▶ **Exercise goal**:
Using the data beneath, show every line that includes the word "FUZZ".

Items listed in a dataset

··········

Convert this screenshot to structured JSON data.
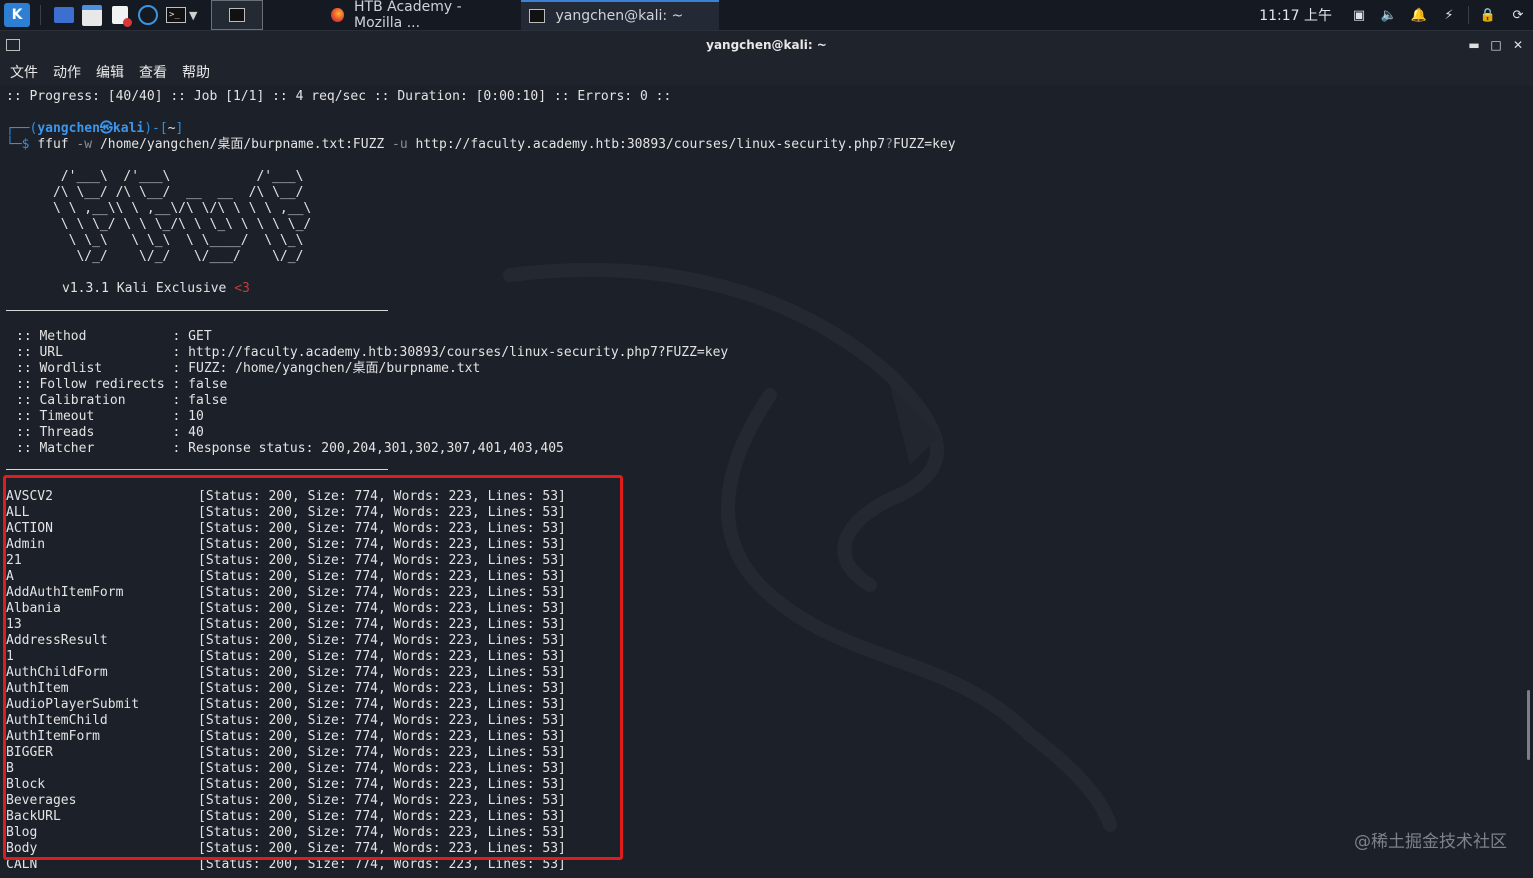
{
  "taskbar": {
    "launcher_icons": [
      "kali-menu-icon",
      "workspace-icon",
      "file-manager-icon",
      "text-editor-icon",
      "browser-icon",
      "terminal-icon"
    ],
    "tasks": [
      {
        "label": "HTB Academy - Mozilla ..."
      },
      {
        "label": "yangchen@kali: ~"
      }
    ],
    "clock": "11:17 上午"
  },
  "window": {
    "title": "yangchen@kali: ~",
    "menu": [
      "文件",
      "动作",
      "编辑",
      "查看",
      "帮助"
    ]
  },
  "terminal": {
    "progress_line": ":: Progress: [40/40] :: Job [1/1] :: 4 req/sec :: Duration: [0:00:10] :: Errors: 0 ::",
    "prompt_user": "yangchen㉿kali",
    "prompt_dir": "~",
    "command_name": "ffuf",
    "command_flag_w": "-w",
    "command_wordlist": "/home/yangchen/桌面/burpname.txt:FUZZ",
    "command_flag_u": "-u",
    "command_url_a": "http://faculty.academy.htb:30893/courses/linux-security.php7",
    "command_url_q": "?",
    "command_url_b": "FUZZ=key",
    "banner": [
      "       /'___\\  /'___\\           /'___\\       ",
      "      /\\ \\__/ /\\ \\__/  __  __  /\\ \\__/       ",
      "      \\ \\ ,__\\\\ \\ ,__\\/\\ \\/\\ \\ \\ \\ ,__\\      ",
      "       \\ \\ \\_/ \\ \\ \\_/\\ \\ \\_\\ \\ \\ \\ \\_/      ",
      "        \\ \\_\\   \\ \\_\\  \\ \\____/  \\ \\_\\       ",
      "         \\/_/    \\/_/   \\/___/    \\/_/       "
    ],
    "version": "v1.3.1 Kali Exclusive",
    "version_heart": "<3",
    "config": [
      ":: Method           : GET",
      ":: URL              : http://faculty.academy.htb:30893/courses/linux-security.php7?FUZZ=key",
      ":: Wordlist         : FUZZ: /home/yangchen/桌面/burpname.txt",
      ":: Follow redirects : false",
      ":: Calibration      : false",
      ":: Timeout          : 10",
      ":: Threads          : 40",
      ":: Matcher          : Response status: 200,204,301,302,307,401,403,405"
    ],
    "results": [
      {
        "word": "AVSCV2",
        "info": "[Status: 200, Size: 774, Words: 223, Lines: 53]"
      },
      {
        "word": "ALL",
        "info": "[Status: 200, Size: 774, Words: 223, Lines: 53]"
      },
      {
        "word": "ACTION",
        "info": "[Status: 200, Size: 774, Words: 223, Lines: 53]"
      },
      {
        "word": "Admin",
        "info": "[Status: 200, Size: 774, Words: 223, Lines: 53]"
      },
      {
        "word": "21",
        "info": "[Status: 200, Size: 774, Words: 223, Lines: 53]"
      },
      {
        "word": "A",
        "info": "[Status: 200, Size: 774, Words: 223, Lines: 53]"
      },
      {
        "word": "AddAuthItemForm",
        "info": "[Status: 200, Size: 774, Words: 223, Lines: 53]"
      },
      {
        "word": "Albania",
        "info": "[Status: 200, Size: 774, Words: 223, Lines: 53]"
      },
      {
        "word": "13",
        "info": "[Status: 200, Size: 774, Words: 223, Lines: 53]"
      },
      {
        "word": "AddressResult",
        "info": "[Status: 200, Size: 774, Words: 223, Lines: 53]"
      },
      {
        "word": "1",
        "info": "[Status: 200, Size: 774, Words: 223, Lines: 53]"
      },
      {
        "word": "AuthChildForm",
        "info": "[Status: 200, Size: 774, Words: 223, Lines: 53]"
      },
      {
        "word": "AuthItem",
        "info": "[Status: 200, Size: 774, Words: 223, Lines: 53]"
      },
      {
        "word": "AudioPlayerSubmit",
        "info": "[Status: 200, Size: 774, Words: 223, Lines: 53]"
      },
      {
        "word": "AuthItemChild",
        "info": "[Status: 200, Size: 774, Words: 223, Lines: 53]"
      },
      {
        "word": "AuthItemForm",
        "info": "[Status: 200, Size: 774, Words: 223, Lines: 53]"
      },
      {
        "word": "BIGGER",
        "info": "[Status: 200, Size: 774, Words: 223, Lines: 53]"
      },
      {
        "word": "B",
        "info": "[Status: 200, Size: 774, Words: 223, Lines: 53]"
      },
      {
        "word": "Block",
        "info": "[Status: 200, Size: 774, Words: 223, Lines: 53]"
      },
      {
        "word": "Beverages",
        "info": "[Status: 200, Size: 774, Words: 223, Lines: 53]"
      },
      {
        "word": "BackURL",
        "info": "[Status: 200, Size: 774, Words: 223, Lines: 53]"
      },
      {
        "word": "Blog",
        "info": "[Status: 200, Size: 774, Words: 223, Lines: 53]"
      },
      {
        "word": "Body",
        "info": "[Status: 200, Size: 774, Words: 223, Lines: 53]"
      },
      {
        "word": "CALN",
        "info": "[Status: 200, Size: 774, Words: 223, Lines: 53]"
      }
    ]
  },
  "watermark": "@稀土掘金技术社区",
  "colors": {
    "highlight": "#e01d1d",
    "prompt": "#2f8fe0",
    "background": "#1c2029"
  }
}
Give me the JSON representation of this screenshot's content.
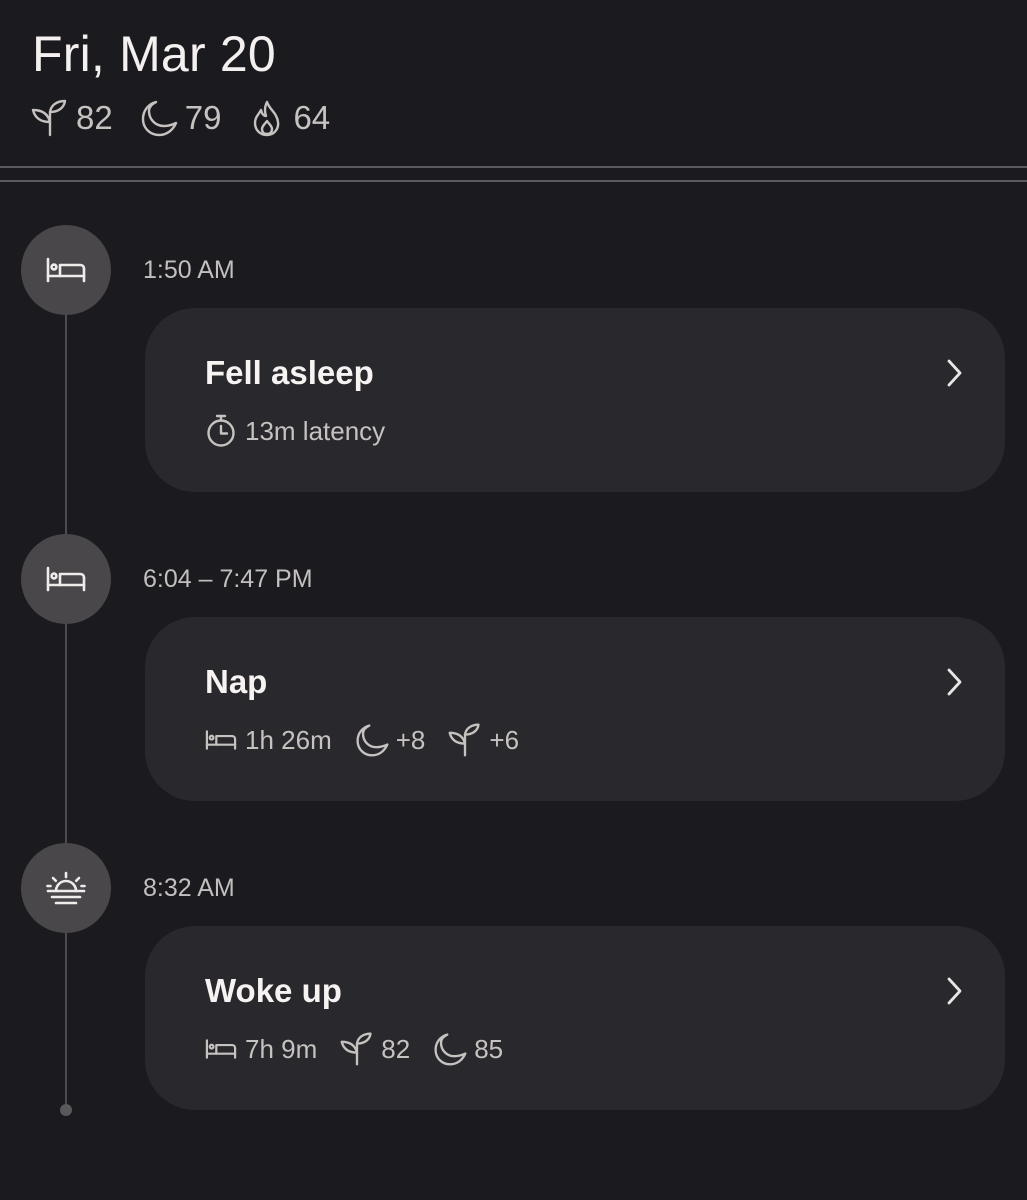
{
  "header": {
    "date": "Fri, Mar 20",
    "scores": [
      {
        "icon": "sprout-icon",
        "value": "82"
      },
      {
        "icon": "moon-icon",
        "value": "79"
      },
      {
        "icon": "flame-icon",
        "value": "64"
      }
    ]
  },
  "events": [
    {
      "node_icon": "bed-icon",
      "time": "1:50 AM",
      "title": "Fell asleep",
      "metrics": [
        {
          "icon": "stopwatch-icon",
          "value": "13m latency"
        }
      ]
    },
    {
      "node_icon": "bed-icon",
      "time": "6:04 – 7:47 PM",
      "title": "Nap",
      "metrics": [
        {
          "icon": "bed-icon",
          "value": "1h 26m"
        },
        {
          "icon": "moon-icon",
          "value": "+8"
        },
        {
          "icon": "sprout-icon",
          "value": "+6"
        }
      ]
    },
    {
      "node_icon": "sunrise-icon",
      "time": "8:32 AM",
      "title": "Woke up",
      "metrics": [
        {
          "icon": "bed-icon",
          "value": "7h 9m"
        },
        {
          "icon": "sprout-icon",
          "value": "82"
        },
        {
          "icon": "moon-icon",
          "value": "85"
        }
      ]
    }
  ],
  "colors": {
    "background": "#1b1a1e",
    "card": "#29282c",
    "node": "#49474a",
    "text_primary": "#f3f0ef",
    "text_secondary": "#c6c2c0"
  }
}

··········

▶ **Output below**:
    "command_wordlist": "/home/yangchen/桌面/burpname.txt:FUZZ",
    "command_url_b": "FUZZ=key",
      ":: URL              : http://faculty.academy.htb:30893/courses/linux-security.php7?FUZZ=key",
      ":: Wordlist         : FUZZ: /home/yangchen/桌面/burpname.txt",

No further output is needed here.